Dataset items:

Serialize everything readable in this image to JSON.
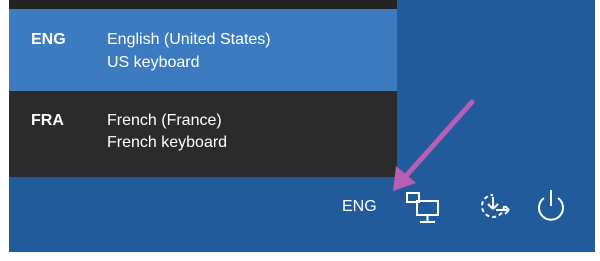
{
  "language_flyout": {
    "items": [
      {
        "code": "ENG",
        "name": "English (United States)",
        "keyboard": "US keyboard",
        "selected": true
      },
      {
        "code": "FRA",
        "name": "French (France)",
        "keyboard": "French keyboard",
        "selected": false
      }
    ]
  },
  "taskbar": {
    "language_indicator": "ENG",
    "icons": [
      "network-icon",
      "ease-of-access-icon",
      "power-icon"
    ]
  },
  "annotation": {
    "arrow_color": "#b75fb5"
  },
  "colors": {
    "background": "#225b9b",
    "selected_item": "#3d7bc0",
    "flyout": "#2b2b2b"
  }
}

▶ [THE EXERCISE] Copy, from the material above, each line in which the string "name" occurs.

▶ [THE SOLUTION]
        "name": "English (United States)",
        "name": "French (France)",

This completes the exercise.